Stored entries
*****

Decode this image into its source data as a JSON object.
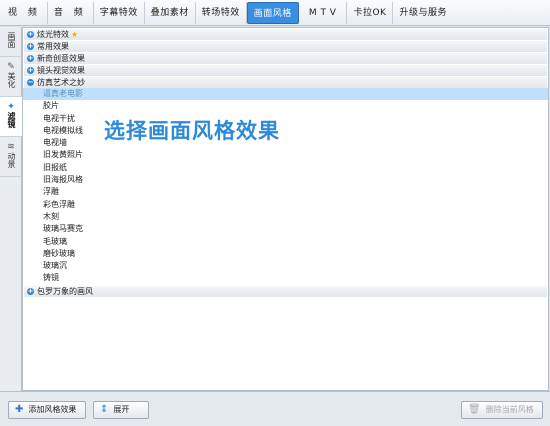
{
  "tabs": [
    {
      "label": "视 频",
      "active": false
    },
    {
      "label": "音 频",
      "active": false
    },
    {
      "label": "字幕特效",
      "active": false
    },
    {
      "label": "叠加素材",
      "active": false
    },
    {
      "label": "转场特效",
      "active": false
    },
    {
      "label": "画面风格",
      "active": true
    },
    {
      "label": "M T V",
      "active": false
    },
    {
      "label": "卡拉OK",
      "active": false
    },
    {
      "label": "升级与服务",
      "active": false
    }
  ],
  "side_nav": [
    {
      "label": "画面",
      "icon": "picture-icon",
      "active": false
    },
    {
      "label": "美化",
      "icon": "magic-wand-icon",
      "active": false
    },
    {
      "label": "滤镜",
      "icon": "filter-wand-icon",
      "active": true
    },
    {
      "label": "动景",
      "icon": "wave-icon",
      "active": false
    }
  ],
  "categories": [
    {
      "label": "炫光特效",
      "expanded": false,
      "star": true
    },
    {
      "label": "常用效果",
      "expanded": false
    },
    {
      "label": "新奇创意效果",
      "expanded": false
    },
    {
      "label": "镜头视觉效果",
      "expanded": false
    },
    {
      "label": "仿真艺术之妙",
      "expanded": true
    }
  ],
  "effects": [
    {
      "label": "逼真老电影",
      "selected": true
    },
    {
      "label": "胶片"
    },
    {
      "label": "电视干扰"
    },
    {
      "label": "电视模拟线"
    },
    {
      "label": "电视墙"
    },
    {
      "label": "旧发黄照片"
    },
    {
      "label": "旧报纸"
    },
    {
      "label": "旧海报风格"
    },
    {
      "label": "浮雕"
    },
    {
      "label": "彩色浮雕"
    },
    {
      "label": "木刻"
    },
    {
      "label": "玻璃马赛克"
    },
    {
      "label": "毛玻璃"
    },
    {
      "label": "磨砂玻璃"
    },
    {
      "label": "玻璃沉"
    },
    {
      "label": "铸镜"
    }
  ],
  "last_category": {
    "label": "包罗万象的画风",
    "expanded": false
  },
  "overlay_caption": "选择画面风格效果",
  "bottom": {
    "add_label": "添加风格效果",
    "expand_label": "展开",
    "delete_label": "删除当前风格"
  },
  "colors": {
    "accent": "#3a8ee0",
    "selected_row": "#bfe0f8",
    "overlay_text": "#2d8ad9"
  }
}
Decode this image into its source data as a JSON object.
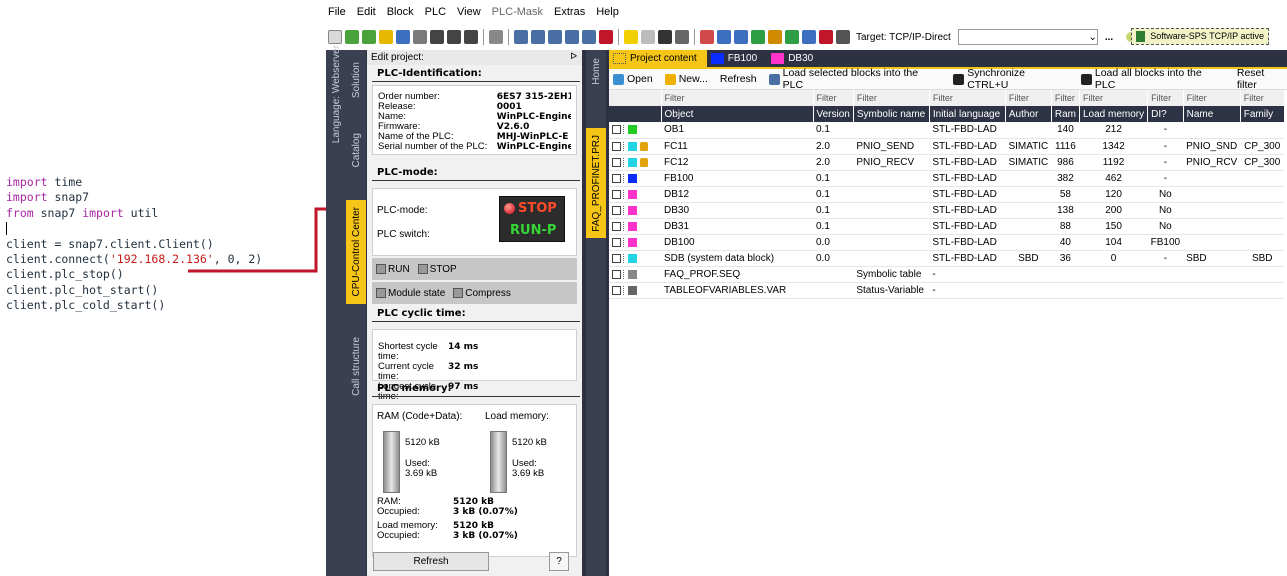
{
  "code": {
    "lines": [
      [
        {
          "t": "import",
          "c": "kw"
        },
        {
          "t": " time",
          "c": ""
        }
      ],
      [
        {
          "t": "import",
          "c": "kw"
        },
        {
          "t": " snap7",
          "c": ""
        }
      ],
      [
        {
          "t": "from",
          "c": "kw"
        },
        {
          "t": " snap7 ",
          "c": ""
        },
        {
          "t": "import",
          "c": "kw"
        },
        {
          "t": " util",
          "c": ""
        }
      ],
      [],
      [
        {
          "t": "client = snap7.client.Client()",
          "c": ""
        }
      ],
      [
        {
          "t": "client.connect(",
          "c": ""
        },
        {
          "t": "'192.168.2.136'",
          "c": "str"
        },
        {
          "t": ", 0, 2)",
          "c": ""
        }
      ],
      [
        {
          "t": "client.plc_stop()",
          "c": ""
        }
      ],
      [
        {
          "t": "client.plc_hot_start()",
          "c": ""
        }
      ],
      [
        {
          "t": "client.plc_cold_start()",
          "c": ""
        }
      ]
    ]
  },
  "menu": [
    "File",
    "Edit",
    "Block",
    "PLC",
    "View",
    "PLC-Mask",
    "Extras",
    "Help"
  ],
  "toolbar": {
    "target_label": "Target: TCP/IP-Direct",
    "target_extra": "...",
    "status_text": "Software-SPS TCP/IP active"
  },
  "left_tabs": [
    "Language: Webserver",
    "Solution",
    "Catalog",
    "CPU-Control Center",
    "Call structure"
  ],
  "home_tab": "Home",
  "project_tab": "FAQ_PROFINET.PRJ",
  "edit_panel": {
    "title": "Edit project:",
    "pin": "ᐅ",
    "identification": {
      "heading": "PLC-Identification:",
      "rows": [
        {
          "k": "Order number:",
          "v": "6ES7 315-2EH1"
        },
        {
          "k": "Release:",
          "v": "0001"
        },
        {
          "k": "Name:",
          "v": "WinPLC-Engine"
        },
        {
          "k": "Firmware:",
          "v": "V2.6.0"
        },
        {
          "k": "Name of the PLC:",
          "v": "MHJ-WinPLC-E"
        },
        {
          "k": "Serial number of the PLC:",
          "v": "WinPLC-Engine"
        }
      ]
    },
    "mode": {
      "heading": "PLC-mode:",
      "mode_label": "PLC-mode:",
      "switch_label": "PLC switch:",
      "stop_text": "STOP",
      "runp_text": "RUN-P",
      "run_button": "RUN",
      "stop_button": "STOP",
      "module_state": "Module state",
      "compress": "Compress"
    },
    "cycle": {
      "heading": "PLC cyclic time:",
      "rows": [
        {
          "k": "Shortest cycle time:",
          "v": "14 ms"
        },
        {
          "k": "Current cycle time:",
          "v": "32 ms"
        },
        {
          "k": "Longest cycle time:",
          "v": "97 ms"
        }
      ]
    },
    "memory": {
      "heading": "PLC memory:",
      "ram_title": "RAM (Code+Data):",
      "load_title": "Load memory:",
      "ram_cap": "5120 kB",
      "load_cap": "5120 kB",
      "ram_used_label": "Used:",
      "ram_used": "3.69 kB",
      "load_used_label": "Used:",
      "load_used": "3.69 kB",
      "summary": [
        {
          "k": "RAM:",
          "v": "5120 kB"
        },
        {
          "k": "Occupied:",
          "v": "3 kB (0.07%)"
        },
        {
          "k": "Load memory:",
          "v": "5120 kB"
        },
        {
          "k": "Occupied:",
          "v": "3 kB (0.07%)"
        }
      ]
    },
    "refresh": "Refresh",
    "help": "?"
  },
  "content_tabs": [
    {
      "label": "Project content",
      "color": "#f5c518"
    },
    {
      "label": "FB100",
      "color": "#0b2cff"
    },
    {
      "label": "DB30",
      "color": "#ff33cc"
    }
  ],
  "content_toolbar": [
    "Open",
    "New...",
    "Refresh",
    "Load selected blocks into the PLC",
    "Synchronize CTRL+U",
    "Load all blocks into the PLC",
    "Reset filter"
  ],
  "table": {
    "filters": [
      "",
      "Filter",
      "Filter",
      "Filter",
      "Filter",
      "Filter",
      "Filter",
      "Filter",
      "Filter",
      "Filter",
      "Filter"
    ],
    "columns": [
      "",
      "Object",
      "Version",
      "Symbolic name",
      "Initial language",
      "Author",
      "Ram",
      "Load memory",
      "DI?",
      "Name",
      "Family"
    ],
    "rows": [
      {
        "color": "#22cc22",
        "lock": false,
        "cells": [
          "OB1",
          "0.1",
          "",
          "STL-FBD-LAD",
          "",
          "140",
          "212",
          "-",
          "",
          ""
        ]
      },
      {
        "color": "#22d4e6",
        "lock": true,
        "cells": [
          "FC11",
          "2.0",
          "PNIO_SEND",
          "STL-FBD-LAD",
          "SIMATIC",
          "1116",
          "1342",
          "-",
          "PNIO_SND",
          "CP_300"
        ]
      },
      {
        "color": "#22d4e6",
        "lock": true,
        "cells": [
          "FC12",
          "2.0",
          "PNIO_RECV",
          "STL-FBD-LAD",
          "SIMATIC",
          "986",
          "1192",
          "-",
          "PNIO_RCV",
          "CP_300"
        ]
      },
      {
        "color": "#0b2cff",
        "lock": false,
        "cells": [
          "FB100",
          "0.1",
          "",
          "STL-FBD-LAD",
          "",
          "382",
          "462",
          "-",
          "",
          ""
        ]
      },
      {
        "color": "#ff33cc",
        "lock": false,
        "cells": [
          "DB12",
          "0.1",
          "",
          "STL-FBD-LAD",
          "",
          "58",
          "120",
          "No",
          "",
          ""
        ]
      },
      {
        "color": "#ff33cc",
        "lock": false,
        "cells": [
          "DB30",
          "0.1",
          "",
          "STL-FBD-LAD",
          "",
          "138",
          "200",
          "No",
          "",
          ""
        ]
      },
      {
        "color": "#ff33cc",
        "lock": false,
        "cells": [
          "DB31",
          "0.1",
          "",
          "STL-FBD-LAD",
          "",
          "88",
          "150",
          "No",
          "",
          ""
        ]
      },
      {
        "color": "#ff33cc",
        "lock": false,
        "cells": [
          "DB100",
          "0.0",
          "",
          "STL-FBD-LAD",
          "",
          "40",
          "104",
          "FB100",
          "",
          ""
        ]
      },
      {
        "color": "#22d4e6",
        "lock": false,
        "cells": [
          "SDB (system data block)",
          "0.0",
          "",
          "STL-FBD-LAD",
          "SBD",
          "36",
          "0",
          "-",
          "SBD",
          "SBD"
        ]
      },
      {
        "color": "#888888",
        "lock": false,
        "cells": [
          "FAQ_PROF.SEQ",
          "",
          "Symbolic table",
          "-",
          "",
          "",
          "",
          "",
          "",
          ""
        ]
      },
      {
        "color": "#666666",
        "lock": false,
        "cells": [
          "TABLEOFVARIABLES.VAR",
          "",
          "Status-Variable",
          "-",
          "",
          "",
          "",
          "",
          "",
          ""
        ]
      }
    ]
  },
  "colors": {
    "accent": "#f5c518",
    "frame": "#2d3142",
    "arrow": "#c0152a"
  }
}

*****

=== EXERCISE ===
Out of the material above, select every line that holds the string "memory".

=== WRITTEN ANSWER ===
    "memory": {
      "heading": "PLC memory:",
      "load_title": "Load memory:",
          "k": "Load memory:",
      "Load memory",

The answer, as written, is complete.